> [Requirement] Write the data out again exactly, with no pictures.

> [Data for this exercise]
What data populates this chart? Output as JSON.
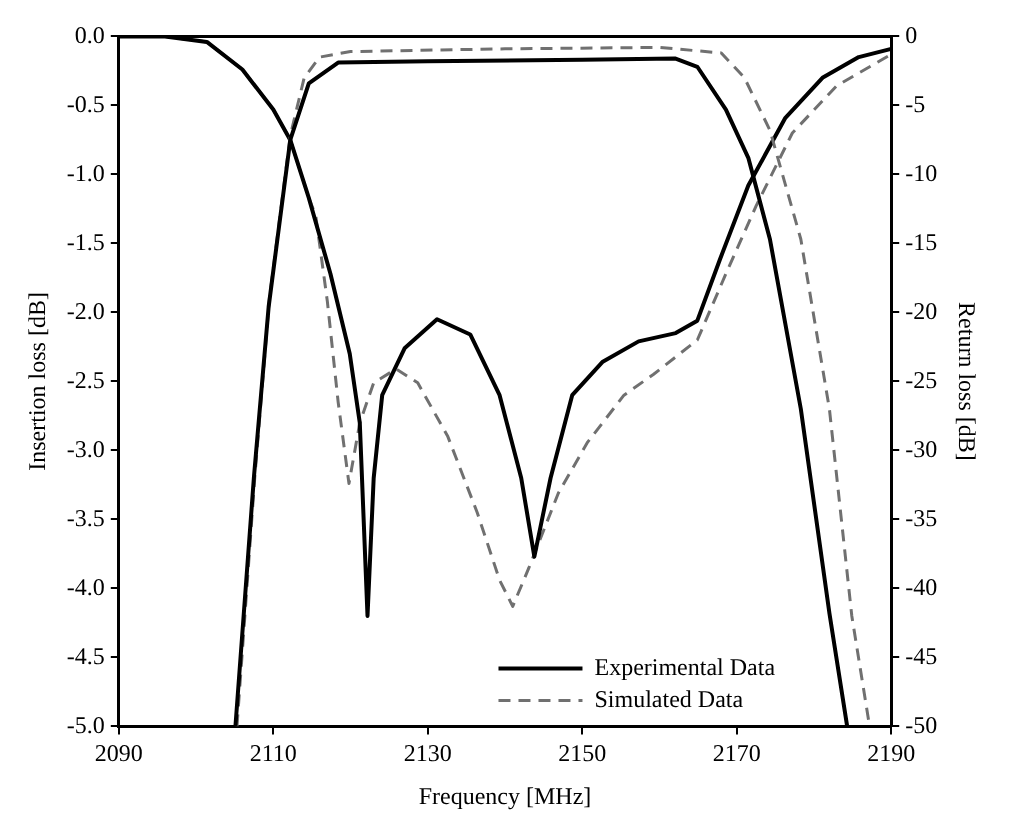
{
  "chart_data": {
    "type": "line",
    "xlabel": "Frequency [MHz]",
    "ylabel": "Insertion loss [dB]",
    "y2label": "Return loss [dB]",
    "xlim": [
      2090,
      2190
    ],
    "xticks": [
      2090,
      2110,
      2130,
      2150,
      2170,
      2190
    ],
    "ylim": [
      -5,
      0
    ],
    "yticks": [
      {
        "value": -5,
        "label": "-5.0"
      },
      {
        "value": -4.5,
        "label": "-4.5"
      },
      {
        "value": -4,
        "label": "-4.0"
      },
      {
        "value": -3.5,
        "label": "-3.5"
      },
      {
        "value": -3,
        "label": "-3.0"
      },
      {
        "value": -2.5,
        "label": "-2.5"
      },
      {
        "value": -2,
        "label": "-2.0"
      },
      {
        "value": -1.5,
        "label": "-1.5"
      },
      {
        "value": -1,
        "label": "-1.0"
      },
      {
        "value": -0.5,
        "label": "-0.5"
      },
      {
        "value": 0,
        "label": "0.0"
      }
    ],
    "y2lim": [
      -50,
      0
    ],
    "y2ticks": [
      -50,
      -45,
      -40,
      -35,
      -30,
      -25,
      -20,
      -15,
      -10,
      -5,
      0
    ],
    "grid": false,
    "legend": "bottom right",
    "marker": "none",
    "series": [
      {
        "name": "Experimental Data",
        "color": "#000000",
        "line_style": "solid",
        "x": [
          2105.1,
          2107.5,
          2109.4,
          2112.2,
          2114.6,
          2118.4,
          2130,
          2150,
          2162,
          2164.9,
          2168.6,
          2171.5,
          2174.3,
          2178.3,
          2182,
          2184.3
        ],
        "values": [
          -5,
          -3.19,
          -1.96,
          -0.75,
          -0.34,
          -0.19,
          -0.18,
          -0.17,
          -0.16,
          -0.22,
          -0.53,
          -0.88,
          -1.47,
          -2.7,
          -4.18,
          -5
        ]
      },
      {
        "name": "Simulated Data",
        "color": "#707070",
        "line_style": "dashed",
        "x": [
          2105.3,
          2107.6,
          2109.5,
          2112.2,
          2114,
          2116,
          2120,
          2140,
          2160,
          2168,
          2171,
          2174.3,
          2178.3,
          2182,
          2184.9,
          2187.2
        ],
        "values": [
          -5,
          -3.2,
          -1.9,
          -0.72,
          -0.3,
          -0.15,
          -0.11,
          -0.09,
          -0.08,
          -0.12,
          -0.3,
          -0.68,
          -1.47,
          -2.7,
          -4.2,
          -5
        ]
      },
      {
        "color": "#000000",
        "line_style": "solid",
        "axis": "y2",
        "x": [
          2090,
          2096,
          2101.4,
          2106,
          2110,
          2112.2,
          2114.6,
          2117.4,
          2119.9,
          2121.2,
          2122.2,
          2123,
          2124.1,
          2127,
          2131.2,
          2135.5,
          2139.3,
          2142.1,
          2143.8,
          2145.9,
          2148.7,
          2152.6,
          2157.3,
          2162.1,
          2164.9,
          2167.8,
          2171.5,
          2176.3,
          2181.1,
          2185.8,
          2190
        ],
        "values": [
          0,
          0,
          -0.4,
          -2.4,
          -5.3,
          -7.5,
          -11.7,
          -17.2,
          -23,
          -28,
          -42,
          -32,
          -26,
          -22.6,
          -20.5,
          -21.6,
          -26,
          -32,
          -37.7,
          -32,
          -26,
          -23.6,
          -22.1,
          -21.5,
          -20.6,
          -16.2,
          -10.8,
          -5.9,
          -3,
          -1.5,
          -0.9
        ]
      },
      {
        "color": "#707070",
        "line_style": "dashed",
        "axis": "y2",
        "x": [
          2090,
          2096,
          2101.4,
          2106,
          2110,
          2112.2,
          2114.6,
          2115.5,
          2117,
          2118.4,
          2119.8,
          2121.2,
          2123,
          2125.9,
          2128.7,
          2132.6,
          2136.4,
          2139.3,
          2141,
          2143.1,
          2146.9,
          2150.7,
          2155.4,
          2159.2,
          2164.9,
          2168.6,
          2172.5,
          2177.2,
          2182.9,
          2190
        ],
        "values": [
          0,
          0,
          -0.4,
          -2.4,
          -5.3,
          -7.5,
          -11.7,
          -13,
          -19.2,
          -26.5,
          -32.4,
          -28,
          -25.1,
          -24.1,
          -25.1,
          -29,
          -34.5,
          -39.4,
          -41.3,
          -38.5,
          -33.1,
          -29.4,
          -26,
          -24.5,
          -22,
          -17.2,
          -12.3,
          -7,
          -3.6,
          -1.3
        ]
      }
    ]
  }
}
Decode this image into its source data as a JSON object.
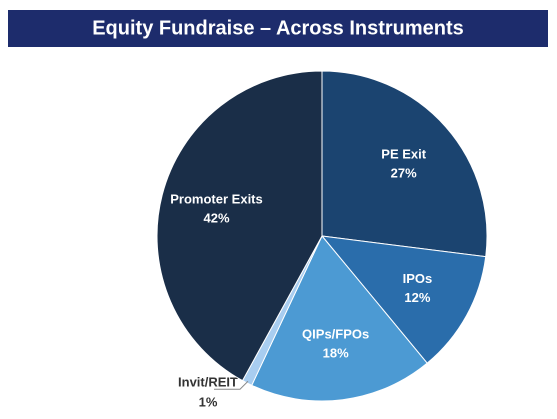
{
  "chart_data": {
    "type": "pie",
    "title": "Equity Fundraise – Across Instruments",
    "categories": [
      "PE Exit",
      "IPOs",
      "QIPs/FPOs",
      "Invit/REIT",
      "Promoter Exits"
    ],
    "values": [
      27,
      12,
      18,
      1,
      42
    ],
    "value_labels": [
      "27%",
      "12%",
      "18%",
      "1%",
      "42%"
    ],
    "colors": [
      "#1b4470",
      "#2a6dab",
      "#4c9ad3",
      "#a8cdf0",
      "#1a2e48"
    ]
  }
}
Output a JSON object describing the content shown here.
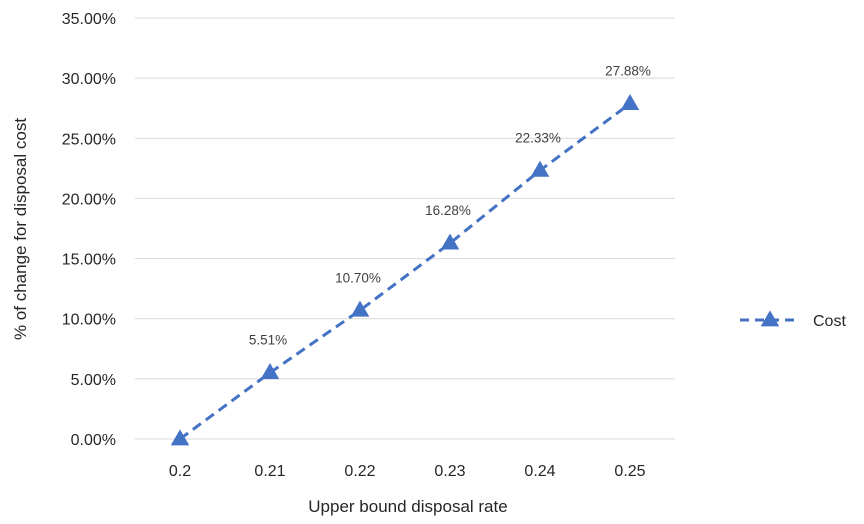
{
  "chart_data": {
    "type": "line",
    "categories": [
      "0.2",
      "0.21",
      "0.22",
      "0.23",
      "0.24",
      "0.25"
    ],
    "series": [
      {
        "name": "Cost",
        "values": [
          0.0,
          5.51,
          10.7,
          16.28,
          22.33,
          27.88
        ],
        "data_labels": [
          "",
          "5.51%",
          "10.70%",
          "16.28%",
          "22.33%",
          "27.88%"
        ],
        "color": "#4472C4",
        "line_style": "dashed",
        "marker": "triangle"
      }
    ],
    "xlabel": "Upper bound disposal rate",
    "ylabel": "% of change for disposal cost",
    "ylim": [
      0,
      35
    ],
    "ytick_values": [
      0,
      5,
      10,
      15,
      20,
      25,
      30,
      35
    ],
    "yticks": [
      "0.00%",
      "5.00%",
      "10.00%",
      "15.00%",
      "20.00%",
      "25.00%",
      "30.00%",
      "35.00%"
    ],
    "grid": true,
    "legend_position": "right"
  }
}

> [Answer for this exercise]
What data populates this chart? Output as JSON.
{
  "chart_data": {
    "type": "line",
    "xlabel": "Frequency [MHz]",
    "ylabel": "Insertion loss [dB]",
    "y2label": "Return loss [dB]",
    "xlim": [
      2090,
      2190
    ],
    "xticks": [
      2090,
      2110,
      2130,
      2150,
      2170,
      2190
    ],
    "ylim": [
      -5,
      0
    ],
    "yticks": [
      {
        "value": -5,
        "label": "-5.0"
      },
      {
        "value": -4.5,
        "label": "-4.5"
      },
      {
        "value": -4,
        "label": "-4.0"
      },
      {
        "value": -3.5,
        "label": "-3.5"
      },
      {
        "value": -3,
        "label": "-3.0"
      },
      {
        "value": -2.5,
        "label": "-2.5"
      },
      {
        "value": -2,
        "label": "-2.0"
      },
      {
        "value": -1.5,
        "label": "-1.5"
      },
      {
        "value": -1,
        "label": "-1.0"
      },
      {
        "value": -0.5,
        "label": "-0.5"
      },
      {
        "value": 0,
        "label": "0.0"
      }
    ],
    "y2lim": [
      -50,
      0
    ],
    "y2ticks": [
      -50,
      -45,
      -40,
      -35,
      -30,
      -25,
      -20,
      -15,
      -10,
      -5,
      0
    ],
    "grid": false,
    "legend": "bottom right",
    "marker": "none",
    "series": [
      {
        "name": "Experimental Data",
        "color": "#000000",
        "line_style": "solid",
        "x": [
          2105.1,
          2107.5,
          2109.4,
          2112.2,
          2114.6,
          2118.4,
          2130,
          2150,
          2162,
          2164.9,
          2168.6,
          2171.5,
          2174.3,
          2178.3,
          2182,
          2184.3
        ],
        "values": [
          -5,
          -3.19,
          -1.96,
          -0.75,
          -0.34,
          -0.19,
          -0.18,
          -0.17,
          -0.16,
          -0.22,
          -0.53,
          -0.88,
          -1.47,
          -2.7,
          -4.18,
          -5
        ]
      },
      {
        "name": "Simulated Data",
        "color": "#707070",
        "line_style": "dashed",
        "x": [
          2105.3,
          2107.6,
          2109.5,
          2112.2,
          2114,
          2116,
          2120,
          2140,
          2160,
          2168,
          2171,
          2174.3,
          2178.3,
          2182,
          2184.9,
          2187.2
        ],
        "values": [
          -5,
          -3.2,
          -1.9,
          -0.72,
          -0.3,
          -0.15,
          -0.11,
          -0.09,
          -0.08,
          -0.12,
          -0.3,
          -0.68,
          -1.47,
          -2.7,
          -4.2,
          -5
        ]
      },
      {
        "color": "#000000",
        "line_style": "solid",
        "axis": "y2",
        "x": [
          2090,
          2096,
          2101.4,
          2106,
          2110,
          2112.2,
          2114.6,
          2117.4,
          2119.9,
          2121.2,
          2122.2,
          2123,
          2124.1,
          2127,
          2131.2,
          2135.5,
          2139.3,
          2142.1,
          2143.8,
          2145.9,
          2148.7,
          2152.6,
          2157.3,
          2162.1,
          2164.9,
          2167.8,
          2171.5,
          2176.3,
          2181.1,
          2185.8,
          2190
        ],
        "values": [
          0,
          0,
          -0.4,
          -2.4,
          -5.3,
          -7.5,
          -11.7,
          -17.2,
          -23,
          -28,
          -42,
          -32,
          -26,
          -22.6,
          -20.5,
          -21.6,
          -26,
          -32,
          -37.7,
          -32,
          -26,
          -23.6,
          -22.1,
          -21.5,
          -20.6,
          -16.2,
          -10.8,
          -5.9,
          -3,
          -1.5,
          -0.9
        ]
      },
      {
        "color": "#707070",
        "line_style": "dashed",
        "axis": "y2",
        "x": [
          2090,
          2096,
          2101.4,
          2106,
          2110,
          2112.2,
          2114.6,
          2115.5,
          2117,
          2118.4,
          2119.8,
          2121.2,
          2123,
          2125.9,
          2128.7,
          2132.6,
          2136.4,
          2139.3,
          2141,
          2143.1,
          2146.9,
          2150.7,
          2155.4,
          2159.2,
          2164.9,
          2168.6,
          2172.5,
          2177.2,
          2182.9,
          2190
        ],
        "values": [
          0,
          0,
          -0.4,
          -2.4,
          -5.3,
          -7.5,
          -11.7,
          -13,
          -19.2,
          -26.5,
          -32.4,
          -28,
          -25.1,
          -24.1,
          -25.1,
          -29,
          -34.5,
          -39.4,
          -41.3,
          -38.5,
          -33.1,
          -29.4,
          -26,
          -24.5,
          -22,
          -17.2,
          -12.3,
          -7,
          -3.6,
          -1.3
        ]
      }
    ]
  }
}
Decode this image into its source data as a JSON object.
{
  "chart_data": {
    "type": "pie",
    "title": "Equity Fundraise – Across Instruments",
    "categories": [
      "PE Exit",
      "IPOs",
      "QIPs/FPOs",
      "Invit/REIT",
      "Promoter Exits"
    ],
    "values": [
      27,
      12,
      18,
      1,
      42
    ],
    "value_labels": [
      "27%",
      "12%",
      "18%",
      "1%",
      "42%"
    ],
    "colors": [
      "#1b4470",
      "#2a6dab",
      "#4c9ad3",
      "#a8cdf0",
      "#1a2e48"
    ]
  }
}
Output a JSON object describing the content shown here.
{
  "chart_data": {
    "type": "line",
    "categories": [
      "0.2",
      "0.21",
      "0.22",
      "0.23",
      "0.24",
      "0.25"
    ],
    "series": [
      {
        "name": "Cost",
        "values": [
          0.0,
          5.51,
          10.7,
          16.28,
          22.33,
          27.88
        ],
        "data_labels": [
          "",
          "5.51%",
          "10.70%",
          "16.28%",
          "22.33%",
          "27.88%"
        ],
        "color": "#4472C4",
        "line_style": "dashed",
        "marker": "triangle"
      }
    ],
    "xlabel": "Upper bound disposal rate",
    "ylabel": "% of change for disposal cost",
    "ylim": [
      0,
      35
    ],
    "ytick_values": [
      0,
      5,
      10,
      15,
      20,
      25,
      30,
      35
    ],
    "yticks": [
      "0.00%",
      "5.00%",
      "10.00%",
      "15.00%",
      "20.00%",
      "25.00%",
      "30.00%",
      "35.00%"
    ],
    "grid": true,
    "legend_position": "right"
  }
}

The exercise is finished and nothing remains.